## Supplied material

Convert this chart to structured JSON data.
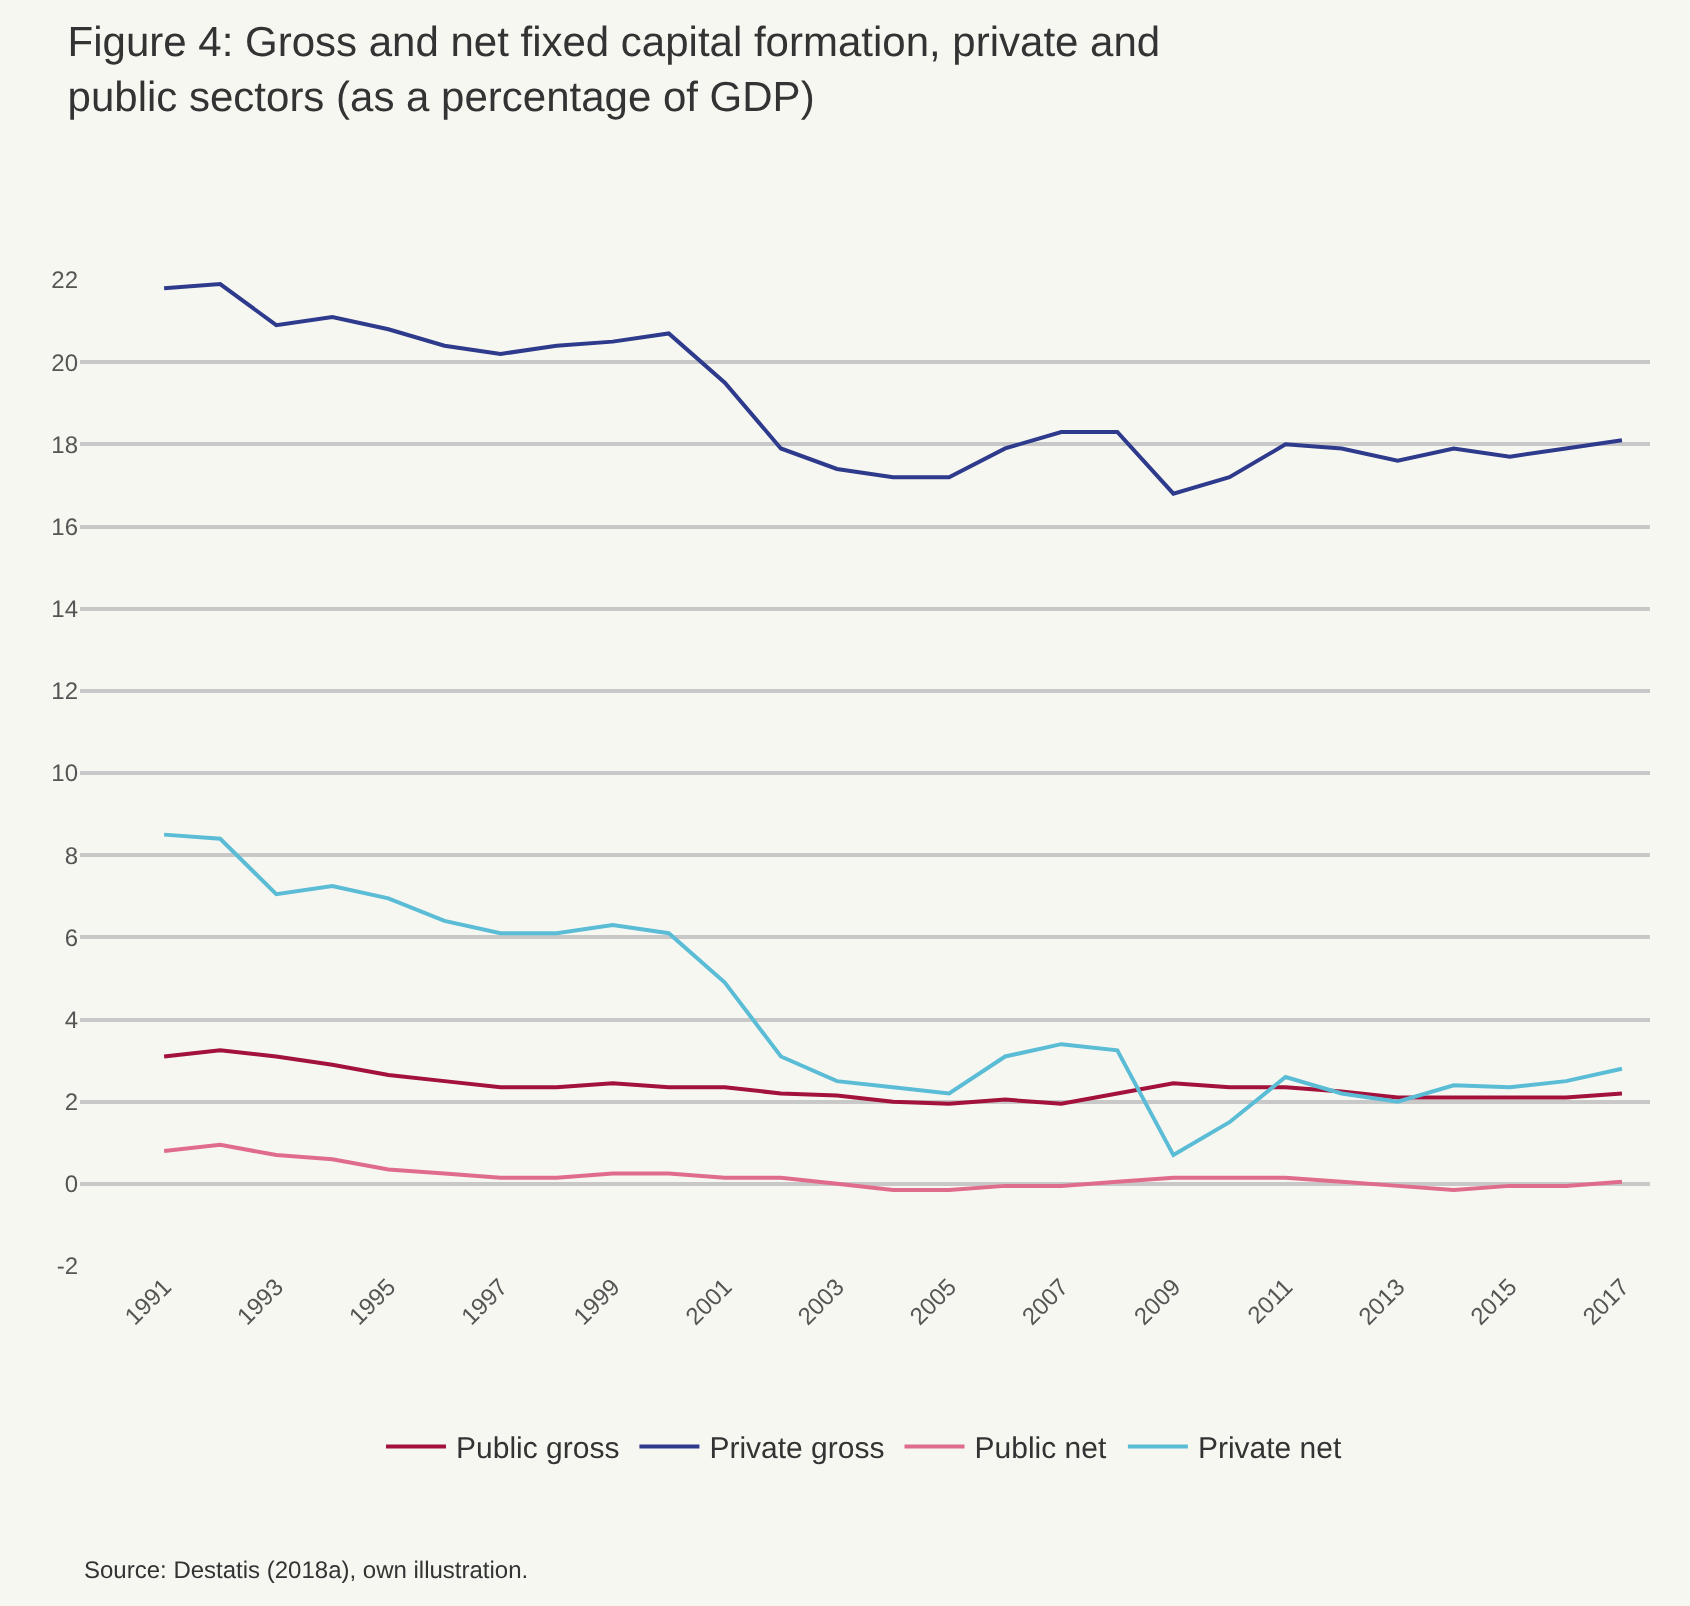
{
  "chart_data": {
    "type": "line",
    "title": "Figure 4: Gross and net fixed capital formation, private and public sectors (as a percentage of GDP)",
    "x": [
      1991,
      1992,
      1993,
      1994,
      1995,
      1996,
      1997,
      1998,
      1999,
      2000,
      2001,
      2002,
      2003,
      2004,
      2005,
      2006,
      2007,
      2008,
      2009,
      2010,
      2011,
      2012,
      2013,
      2014,
      2015,
      2016,
      2017
    ],
    "series": [
      {
        "name": "Public gross",
        "color": "#a3123a",
        "values": [
          3.1,
          3.25,
          3.1,
          2.9,
          2.65,
          2.5,
          2.35,
          2.35,
          2.45,
          2.35,
          2.35,
          2.2,
          2.15,
          2.0,
          1.95,
          2.05,
          1.95,
          2.2,
          2.45,
          2.35,
          2.35,
          2.25,
          2.1,
          2.1,
          2.1,
          2.1,
          2.2
        ]
      },
      {
        "name": "Private gross",
        "color": "#2e3a8c",
        "values": [
          21.8,
          21.9,
          20.9,
          21.1,
          20.8,
          20.4,
          20.2,
          20.4,
          20.5,
          20.7,
          19.5,
          17.9,
          17.4,
          17.2,
          17.2,
          17.9,
          18.3,
          18.3,
          16.8,
          17.2,
          18.0,
          17.9,
          17.6,
          17.9,
          17.7,
          17.9,
          18.1
        ]
      },
      {
        "name": "Public net",
        "color": "#e06c8c",
        "values": [
          0.8,
          0.95,
          0.7,
          0.6,
          0.35,
          0.25,
          0.15,
          0.15,
          0.25,
          0.25,
          0.15,
          0.15,
          0.0,
          -0.15,
          -0.15,
          -0.05,
          -0.05,
          0.05,
          0.15,
          0.15,
          0.15,
          0.05,
          -0.05,
          -0.15,
          -0.05,
          -0.05,
          0.05
        ]
      },
      {
        "name": "Private net",
        "color": "#5bbcd6",
        "values": [
          8.5,
          8.4,
          7.05,
          7.25,
          6.95,
          6.4,
          6.1,
          6.1,
          6.3,
          6.1,
          4.9,
          3.1,
          2.5,
          2.35,
          2.2,
          3.1,
          3.4,
          3.25,
          0.7,
          1.5,
          2.6,
          2.2,
          2.0,
          2.4,
          2.35,
          2.5,
          2.8
        ]
      }
    ],
    "xlim": [
      1989.5,
      2017.5
    ],
    "xticks": [
      1991,
      1993,
      1995,
      1997,
      1999,
      2001,
      2003,
      2005,
      2007,
      2009,
      2011,
      2013,
      2015,
      2017
    ],
    "ylim": [
      -2,
      22
    ],
    "yticks": [
      -2,
      0,
      2,
      4,
      6,
      8,
      10,
      12,
      14,
      16,
      18,
      20,
      22
    ],
    "grid": "y",
    "legend": "bottom",
    "marker": "none",
    "line_style": "solid",
    "annotations": [
      "Source: Destatis (2018a), own illustration."
    ]
  }
}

## Written request
All records above are to be printed exactly, minus the pictures they contain.

## Solution for this task
Convert this chart to structured JSON data.
{
  "chart_data": {
    "type": "line",
    "title": "Figure 4: Gross and net fixed capital formation, private and public sectors (as a percentage of GDP)",
    "x": [
      1991,
      1992,
      1993,
      1994,
      1995,
      1996,
      1997,
      1998,
      1999,
      2000,
      2001,
      2002,
      2003,
      2004,
      2005,
      2006,
      2007,
      2008,
      2009,
      2010,
      2011,
      2012,
      2013,
      2014,
      2015,
      2016,
      2017
    ],
    "series": [
      {
        "name": "Public gross",
        "color": "#a3123a",
        "values": [
          3.1,
          3.25,
          3.1,
          2.9,
          2.65,
          2.5,
          2.35,
          2.35,
          2.45,
          2.35,
          2.35,
          2.2,
          2.15,
          2.0,
          1.95,
          2.05,
          1.95,
          2.2,
          2.45,
          2.35,
          2.35,
          2.25,
          2.1,
          2.1,
          2.1,
          2.1,
          2.2
        ]
      },
      {
        "name": "Private gross",
        "color": "#2e3a8c",
        "values": [
          21.8,
          21.9,
          20.9,
          21.1,
          20.8,
          20.4,
          20.2,
          20.4,
          20.5,
          20.7,
          19.5,
          17.9,
          17.4,
          17.2,
          17.2,
          17.9,
          18.3,
          18.3,
          16.8,
          17.2,
          18.0,
          17.9,
          17.6,
          17.9,
          17.7,
          17.9,
          18.1
        ]
      },
      {
        "name": "Public net",
        "color": "#e06c8c",
        "values": [
          0.8,
          0.95,
          0.7,
          0.6,
          0.35,
          0.25,
          0.15,
          0.15,
          0.25,
          0.25,
          0.15,
          0.15,
          0.0,
          -0.15,
          -0.15,
          -0.05,
          -0.05,
          0.05,
          0.15,
          0.15,
          0.15,
          0.05,
          -0.05,
          -0.15,
          -0.05,
          -0.05,
          0.05
        ]
      },
      {
        "name": "Private net",
        "color": "#5bbcd6",
        "values": [
          8.5,
          8.4,
          7.05,
          7.25,
          6.95,
          6.4,
          6.1,
          6.1,
          6.3,
          6.1,
          4.9,
          3.1,
          2.5,
          2.35,
          2.2,
          3.1,
          3.4,
          3.25,
          0.7,
          1.5,
          2.6,
          2.2,
          2.0,
          2.4,
          2.35,
          2.5,
          2.8
        ]
      }
    ],
    "xlim": [
      1989.5,
      2017.5
    ],
    "xticks": [
      1991,
      1993,
      1995,
      1997,
      1999,
      2001,
      2003,
      2005,
      2007,
      2009,
      2011,
      2013,
      2015,
      2017
    ],
    "ylim": [
      -2,
      22
    ],
    "yticks": [
      -2,
      0,
      2,
      4,
      6,
      8,
      10,
      12,
      14,
      16,
      18,
      20,
      22
    ],
    "grid": "y",
    "legend": "bottom",
    "marker": "none",
    "line_style": "solid",
    "annotations": [
      "Source: Destatis (2018a), own illustration."
    ]
  }
}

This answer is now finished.